• _任务说明 1_: 请照原样复述数据行，从含有“What elements are”的那一行起，到含有“dialog-message: Все готово!”的那一行止，两端都包括在内。

LeetCode: 2. Add Two Numbers

题目描述

You are given two non-empty linked lists representing two non-negative integers. The digits are stored in reverse order and each of their nodes contain a single digit. Add the two numbers and return it as a linked list.

You may assume the two numbers do not contain any leading zero, except the number 0 itself.

Example:

Input: (2 -> 4 -> 3) + (5 -> 6 -> 4)
Output: 7 -> 0 -> 8
Explanation: 342 + 465 = 807.

解题思路 —— 递归求解

一般遇到链表和树相关的问题，我都习惯用递归求解。因为他们的定义本身就是递归的，非常适合递归求解。
这道题只需要将按顺序遍历两条节点，相加构造和的节点，同时将进位用于构造和的下一个节点。

AC 代码

/** * Definition for singly-linked list. * struct ListNode { * int val; * ListNode *next; * ListNode(int x) : val(x), next(NULL) {} * }; */
class Solution {
private:
    // 求两个链表的和，其中 carryNum 是前面的进位
    ListNode* addTwoNumbersWithCarry(ListNode* l1, ListNode* l2, int carryNum) {
        if(l1 == nullptr && l2 == nullptr && carryNum == 0){
            return nullptr;
        }

        // 计算当前节点
        ListNode* pNumber = new ListNode(carryNum);
        if(l1 != nullptr) {
            pNumber->val += l1->val;
            l1 = l1->next;
        }
        if(l2 != nullptr){
            pNumber->val += l2->val;
            l2 = l2->next;
        }

        // 计算后面的节点
        pNumber->next = addTwoNumbersWithCarry(l1, l2, pNumber->val/10);
        pNumber->val %= 10;

        return pNumber;
    }
public:
    ListNode* addTwoNumbers(ListNode* l1, ListNode* l2) {
        return addTwoNumbersWithCarry(l1, l2, 0);
    }
};

• _所给数据_:
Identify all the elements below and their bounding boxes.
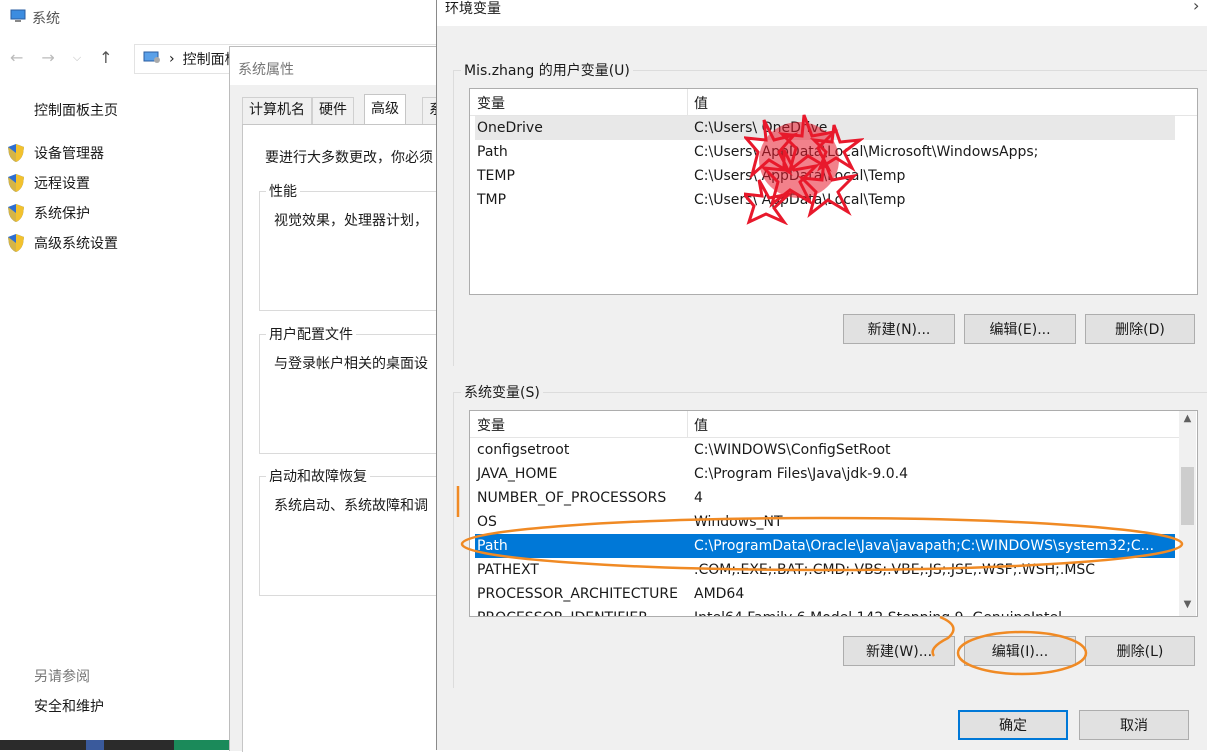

* * *

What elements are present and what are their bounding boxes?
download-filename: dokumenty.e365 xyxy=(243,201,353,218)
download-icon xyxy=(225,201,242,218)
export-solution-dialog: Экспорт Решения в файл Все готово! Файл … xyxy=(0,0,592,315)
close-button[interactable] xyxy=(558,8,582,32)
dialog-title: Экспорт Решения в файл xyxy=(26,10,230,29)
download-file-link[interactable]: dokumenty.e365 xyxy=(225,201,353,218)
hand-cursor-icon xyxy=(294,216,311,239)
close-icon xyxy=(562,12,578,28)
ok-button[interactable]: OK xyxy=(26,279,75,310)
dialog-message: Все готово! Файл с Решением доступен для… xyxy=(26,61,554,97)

• _任务说明 2_: 把这篇题解中以“一般遇到链表和树相关的问题”开头的那一段改写成要点列表，保留主要事实。

• _任务解答 1_:
What elements are present and what are their bounding boxes?
download-filename: dokumenty.e365 xyxy=(243,201,353,218)
download-icon xyxy=(225,201,242,218)
export-solution-dialog: Экспорт Решения в файл Все готово! Файл … xyxy=(0,0,592,315)
close-button[interactable] xyxy=(558,8,582,32)
dialog-title: Экспорт Решения в файл xyxy=(26,10,230,29)
download-file-link[interactable]: dokumenty.e365 xyxy=(225,201,353,218)
hand-cursor-icon xyxy=(294,216,311,239)
close-icon xyxy=(562,12,578,28)
ok-button[interactable]: OK xyxy=(26,279,75,310)
dialog-message: Все готово! Файл с Решением доступен для… xyxy=(26,61,554,97)

• _任务解答 2_:
- 链表和树的问题通常适合用递归求解，因为它们的定义本身就是递归的。
- 本题按顺序遍历两条链表的节点，相加后构造和的节点。
- 进位用于构造和的下一个节点。